● **BRIEF**: Please copy every line of the records below without changing anything.

-- BEGIN --

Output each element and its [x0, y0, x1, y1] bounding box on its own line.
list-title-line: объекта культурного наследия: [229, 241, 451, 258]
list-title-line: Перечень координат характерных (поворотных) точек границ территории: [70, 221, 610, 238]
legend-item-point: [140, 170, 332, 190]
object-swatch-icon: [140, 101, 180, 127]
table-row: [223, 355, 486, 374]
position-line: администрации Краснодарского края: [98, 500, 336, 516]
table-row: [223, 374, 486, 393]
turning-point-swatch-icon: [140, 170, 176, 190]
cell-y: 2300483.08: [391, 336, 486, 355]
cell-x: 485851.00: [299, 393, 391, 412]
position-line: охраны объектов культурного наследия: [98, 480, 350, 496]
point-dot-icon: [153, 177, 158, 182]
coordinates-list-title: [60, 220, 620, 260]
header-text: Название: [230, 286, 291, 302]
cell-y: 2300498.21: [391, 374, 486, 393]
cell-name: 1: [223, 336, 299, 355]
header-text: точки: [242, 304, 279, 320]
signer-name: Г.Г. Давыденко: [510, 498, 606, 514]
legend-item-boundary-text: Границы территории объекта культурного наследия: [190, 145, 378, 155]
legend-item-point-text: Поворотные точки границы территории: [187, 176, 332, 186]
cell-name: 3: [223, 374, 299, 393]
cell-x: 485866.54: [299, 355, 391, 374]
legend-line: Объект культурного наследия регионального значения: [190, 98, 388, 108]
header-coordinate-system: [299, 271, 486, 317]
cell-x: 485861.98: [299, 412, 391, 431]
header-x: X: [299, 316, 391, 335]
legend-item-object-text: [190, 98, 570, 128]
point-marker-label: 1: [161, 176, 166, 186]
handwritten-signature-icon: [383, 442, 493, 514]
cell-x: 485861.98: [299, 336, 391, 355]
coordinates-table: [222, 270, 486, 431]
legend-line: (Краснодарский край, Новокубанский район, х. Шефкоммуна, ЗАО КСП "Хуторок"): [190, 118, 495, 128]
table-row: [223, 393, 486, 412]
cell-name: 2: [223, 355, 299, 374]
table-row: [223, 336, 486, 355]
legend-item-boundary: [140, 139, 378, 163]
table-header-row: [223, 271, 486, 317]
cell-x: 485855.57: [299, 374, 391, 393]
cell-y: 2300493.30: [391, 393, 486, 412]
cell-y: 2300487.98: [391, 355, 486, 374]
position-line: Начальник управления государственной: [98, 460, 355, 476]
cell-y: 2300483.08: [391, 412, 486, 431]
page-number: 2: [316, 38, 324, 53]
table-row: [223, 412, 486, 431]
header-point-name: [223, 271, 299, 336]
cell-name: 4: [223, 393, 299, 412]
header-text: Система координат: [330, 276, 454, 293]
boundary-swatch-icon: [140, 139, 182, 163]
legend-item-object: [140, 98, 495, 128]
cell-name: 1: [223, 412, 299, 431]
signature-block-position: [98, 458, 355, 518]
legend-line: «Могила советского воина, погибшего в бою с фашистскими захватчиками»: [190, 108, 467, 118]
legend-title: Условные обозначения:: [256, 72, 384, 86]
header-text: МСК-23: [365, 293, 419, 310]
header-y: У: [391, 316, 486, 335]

-- END --

● **FINISHED EXERCISE**:
Output each element and its [x0, y0, x1, y1] bounding box on its own line.
list-title-line: объекта культурного наследия: [229, 241, 451, 258]
list-title-line: Перечень координат характерных (поворотных) точек границ территории: [70, 221, 610, 238]
legend-item-point: [140, 170, 332, 190]
object-swatch-icon: [140, 101, 180, 127]
table-row: [223, 355, 486, 374]
position-line: администрации Краснодарского края: [98, 500, 336, 516]
table-row: [223, 374, 486, 393]
turning-point-swatch-icon: [140, 170, 176, 190]
cell-y: 2300483.08: [391, 336, 486, 355]
cell-x: 485851.00: [299, 393, 391, 412]
position-line: охраны объектов культурного наследия: [98, 480, 350, 496]
point-dot-icon: [153, 177, 158, 182]
coordinates-list-title: [60, 220, 620, 260]
header-text: Название: [230, 286, 291, 302]
cell-y: 2300498.21: [391, 374, 486, 393]
cell-name: 1: [223, 336, 299, 355]
header-text: точки: [242, 304, 279, 320]
signer-name: Г.Г. Давыденко: [510, 498, 606, 514]
legend-item-boundary-text: Границы территории объекта культурного наследия: [190, 145, 378, 155]
legend-item-point-text: Поворотные точки границы территории: [187, 176, 332, 186]
cell-name: 3: [223, 374, 299, 393]
cell-x: 485866.54: [299, 355, 391, 374]
legend-line: Объект культурного наследия регионального значения: [190, 98, 388, 108]
header-coordinate-system: [299, 271, 486, 317]
cell-x: 485861.98: [299, 412, 391, 431]
header-x: X: [299, 316, 391, 335]
legend-item-object-text: [190, 98, 570, 128]
point-marker-label: 1: [161, 176, 166, 186]
handwritten-signature-icon: [383, 442, 493, 514]
cell-x: 485861.98: [299, 336, 391, 355]
coordinates-table: [222, 270, 486, 431]
legend-line: (Краснодарский край, Новокубанский район, х. Шефкоммуна, ЗАО КСП "Хуторок"): [190, 118, 495, 128]
table-row: [223, 393, 486, 412]
cell-name: 2: [223, 355, 299, 374]
table-row: [223, 336, 486, 355]
legend-item-boundary: [140, 139, 378, 163]
table-header-row: [223, 271, 486, 317]
cell-x: 485855.57: [299, 374, 391, 393]
cell-y: 2300493.30: [391, 393, 486, 412]
cell-y: 2300487.98: [391, 355, 486, 374]
position-line: Начальник управления государственной: [98, 460, 355, 476]
cell-y: 2300483.08: [391, 412, 486, 431]
page-number: 2: [316, 38, 324, 53]
table-row: [223, 412, 486, 431]
header-point-name: [223, 271, 299, 336]
cell-name: 4: [223, 393, 299, 412]
header-text: Система координат: [330, 276, 454, 293]
boundary-swatch-icon: [140, 139, 182, 163]
legend-item-object: [140, 98, 495, 128]
cell-name: 1: [223, 412, 299, 431]
signature-block-position: [98, 458, 355, 518]
legend-line: «Могила советского воина, погибшего в бою с фашистскими захватчиками»: [190, 108, 467, 118]
legend-title: Условные обозначения:: [256, 72, 384, 86]
header-text: МСК-23: [365, 293, 419, 310]
header-y: У: [391, 316, 486, 335]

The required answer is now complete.